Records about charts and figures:
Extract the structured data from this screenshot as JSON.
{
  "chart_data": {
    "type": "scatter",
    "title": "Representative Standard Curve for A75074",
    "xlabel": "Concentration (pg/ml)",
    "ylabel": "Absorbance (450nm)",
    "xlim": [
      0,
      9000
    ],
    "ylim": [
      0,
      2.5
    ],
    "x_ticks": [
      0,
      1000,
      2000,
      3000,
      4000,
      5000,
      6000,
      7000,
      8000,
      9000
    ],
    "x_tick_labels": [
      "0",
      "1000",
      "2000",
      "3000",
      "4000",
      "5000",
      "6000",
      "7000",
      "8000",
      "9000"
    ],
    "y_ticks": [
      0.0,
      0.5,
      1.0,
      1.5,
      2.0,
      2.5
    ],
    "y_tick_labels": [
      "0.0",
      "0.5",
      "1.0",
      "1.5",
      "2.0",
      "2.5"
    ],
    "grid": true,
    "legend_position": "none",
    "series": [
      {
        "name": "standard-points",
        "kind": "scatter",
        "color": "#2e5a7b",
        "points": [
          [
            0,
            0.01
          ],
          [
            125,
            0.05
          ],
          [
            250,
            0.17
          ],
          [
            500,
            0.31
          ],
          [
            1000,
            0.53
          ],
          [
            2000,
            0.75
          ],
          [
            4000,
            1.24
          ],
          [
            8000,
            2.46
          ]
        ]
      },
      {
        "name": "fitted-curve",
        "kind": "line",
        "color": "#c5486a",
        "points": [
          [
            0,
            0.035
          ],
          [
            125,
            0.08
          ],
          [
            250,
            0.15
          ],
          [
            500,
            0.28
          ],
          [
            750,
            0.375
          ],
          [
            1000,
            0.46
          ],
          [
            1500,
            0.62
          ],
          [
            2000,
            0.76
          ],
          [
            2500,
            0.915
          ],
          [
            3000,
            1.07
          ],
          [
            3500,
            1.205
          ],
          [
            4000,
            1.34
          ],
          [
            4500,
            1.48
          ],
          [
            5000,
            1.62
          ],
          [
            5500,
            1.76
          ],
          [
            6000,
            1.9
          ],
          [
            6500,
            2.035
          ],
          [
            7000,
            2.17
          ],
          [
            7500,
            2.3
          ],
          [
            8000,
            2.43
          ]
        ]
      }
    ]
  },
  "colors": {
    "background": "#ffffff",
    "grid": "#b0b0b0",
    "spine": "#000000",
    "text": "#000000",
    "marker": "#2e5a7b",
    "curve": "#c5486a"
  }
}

WRITTEN INSTRUCTION: Copy out the material above in its entirety. Every detail must match.

SOLVED EXERCISE:
Extract the structured data from this screenshot as JSON.
{
  "chart_data": {
    "type": "scatter",
    "title": "Representative Standard Curve for A75074",
    "xlabel": "Concentration (pg/ml)",
    "ylabel": "Absorbance (450nm)",
    "xlim": [
      0,
      9000
    ],
    "ylim": [
      0,
      2.5
    ],
    "x_ticks": [
      0,
      1000,
      2000,
      3000,
      4000,
      5000,
      6000,
      7000,
      8000,
      9000
    ],
    "x_tick_labels": [
      "0",
      "1000",
      "2000",
      "3000",
      "4000",
      "5000",
      "6000",
      "7000",
      "8000",
      "9000"
    ],
    "y_ticks": [
      0.0,
      0.5,
      1.0,
      1.5,
      2.0,
      2.5
    ],
    "y_tick_labels": [
      "0.0",
      "0.5",
      "1.0",
      "1.5",
      "2.0",
      "2.5"
    ],
    "grid": true,
    "legend_position": "none",
    "series": [
      {
        "name": "standard-points",
        "kind": "scatter",
        "color": "#2e5a7b",
        "points": [
          [
            0,
            0.01
          ],
          [
            125,
            0.05
          ],
          [
            250,
            0.17
          ],
          [
            500,
            0.31
          ],
          [
            1000,
            0.53
          ],
          [
            2000,
            0.75
          ],
          [
            4000,
            1.24
          ],
          [
            8000,
            2.46
          ]
        ]
      },
      {
        "name": "fitted-curve",
        "kind": "line",
        "color": "#c5486a",
        "points": [
          [
            0,
            0.035
          ],
          [
            125,
            0.08
          ],
          [
            250,
            0.15
          ],
          [
            500,
            0.28
          ],
          [
            750,
            0.375
          ],
          [
            1000,
            0.46
          ],
          [
            1500,
            0.62
          ],
          [
            2000,
            0.76
          ],
          [
            2500,
            0.915
          ],
          [
            3000,
            1.07
          ],
          [
            3500,
            1.205
          ],
          [
            4000,
            1.34
          ],
          [
            4500,
            1.48
          ],
          [
            5000,
            1.62
          ],
          [
            5500,
            1.76
          ],
          [
            6000,
            1.9
          ],
          [
            6500,
            2.035
          ],
          [
            7000,
            2.17
          ],
          [
            7500,
            2.3
          ],
          [
            8000,
            2.43
          ]
        ]
      }
    ]
  },
  "colors": {
    "background": "#ffffff",
    "grid": "#b0b0b0",
    "spine": "#000000",
    "text": "#000000",
    "marker": "#2e5a7b",
    "curve": "#c5486a"
  }
}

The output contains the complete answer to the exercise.